▶ _What the task asks_
Work out how many lines of the data hold the string "Nichtanrechnung", and reply with that number alone.

Dataset rows
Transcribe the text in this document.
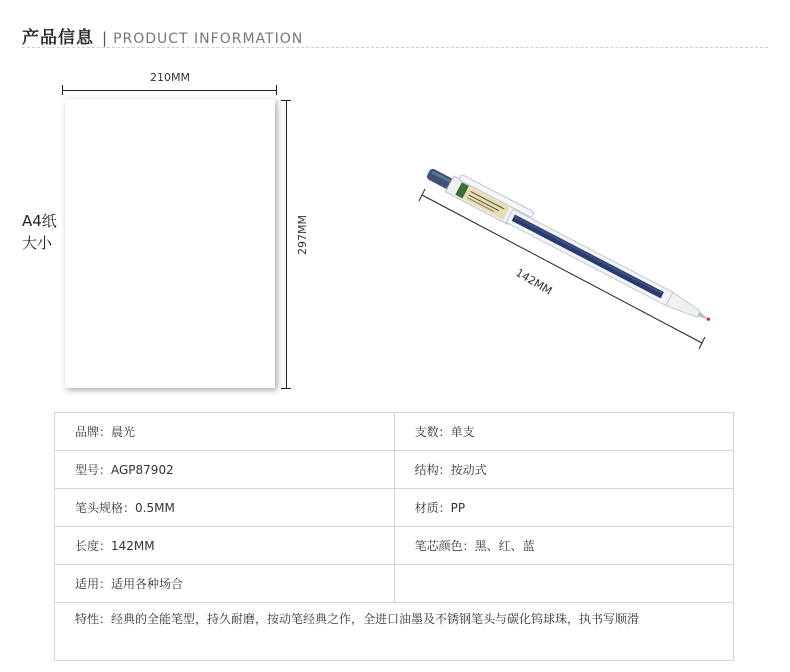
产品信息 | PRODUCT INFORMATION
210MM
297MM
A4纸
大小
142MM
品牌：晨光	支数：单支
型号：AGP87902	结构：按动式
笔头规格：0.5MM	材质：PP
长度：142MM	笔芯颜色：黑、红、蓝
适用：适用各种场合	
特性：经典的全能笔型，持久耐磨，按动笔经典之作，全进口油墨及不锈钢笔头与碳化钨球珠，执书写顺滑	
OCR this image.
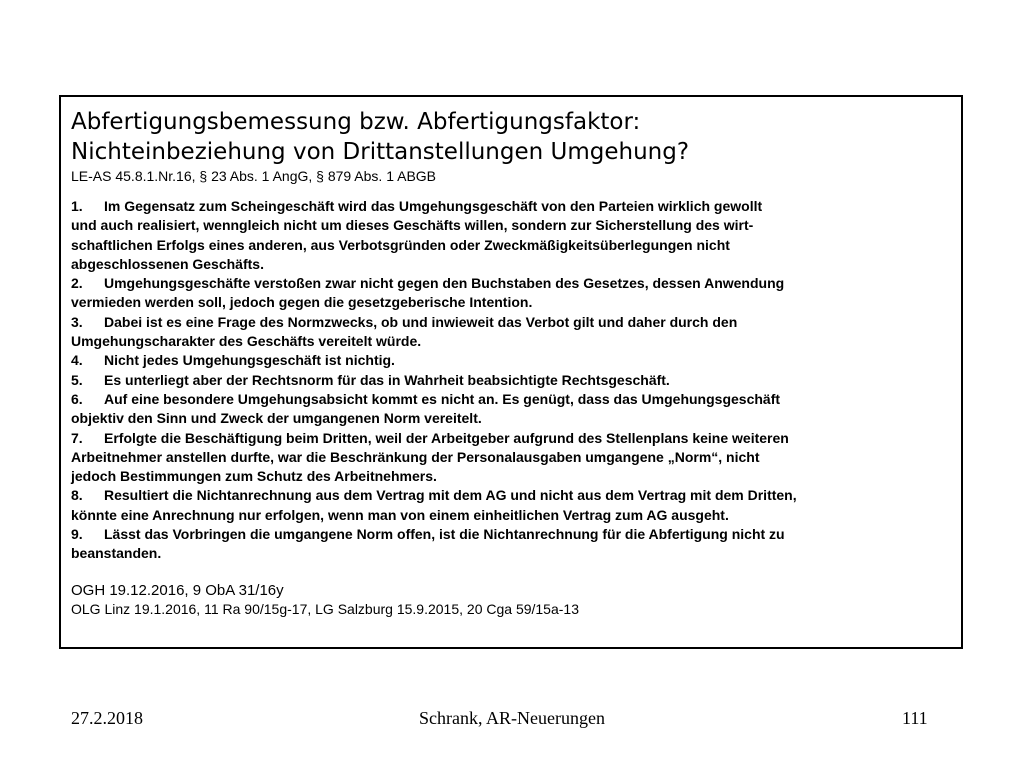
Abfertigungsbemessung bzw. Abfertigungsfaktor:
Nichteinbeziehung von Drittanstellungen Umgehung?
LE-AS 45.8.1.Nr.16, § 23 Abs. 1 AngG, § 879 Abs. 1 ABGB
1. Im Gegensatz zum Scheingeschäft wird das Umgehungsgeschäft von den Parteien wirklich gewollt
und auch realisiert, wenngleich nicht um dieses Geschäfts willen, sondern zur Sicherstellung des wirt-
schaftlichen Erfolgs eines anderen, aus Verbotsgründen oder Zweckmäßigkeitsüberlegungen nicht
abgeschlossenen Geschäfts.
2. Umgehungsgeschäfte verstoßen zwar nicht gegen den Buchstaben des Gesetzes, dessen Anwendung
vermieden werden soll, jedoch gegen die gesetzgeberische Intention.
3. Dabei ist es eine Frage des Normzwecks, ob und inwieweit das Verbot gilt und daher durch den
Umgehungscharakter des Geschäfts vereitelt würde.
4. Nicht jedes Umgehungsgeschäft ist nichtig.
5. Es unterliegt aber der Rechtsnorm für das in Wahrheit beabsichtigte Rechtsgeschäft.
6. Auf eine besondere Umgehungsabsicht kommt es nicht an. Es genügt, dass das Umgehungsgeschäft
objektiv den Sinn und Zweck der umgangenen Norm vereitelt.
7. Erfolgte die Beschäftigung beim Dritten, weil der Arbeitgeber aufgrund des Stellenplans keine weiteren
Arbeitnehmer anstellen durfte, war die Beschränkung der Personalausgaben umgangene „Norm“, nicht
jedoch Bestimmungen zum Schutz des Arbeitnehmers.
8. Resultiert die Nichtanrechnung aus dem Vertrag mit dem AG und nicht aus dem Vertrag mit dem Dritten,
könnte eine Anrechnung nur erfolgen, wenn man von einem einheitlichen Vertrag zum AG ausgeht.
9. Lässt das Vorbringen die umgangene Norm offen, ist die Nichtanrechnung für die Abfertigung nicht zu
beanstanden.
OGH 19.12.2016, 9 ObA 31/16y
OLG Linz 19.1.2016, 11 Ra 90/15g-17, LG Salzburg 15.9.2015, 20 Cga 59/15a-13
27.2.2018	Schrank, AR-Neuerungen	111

▶ _Complete response_
2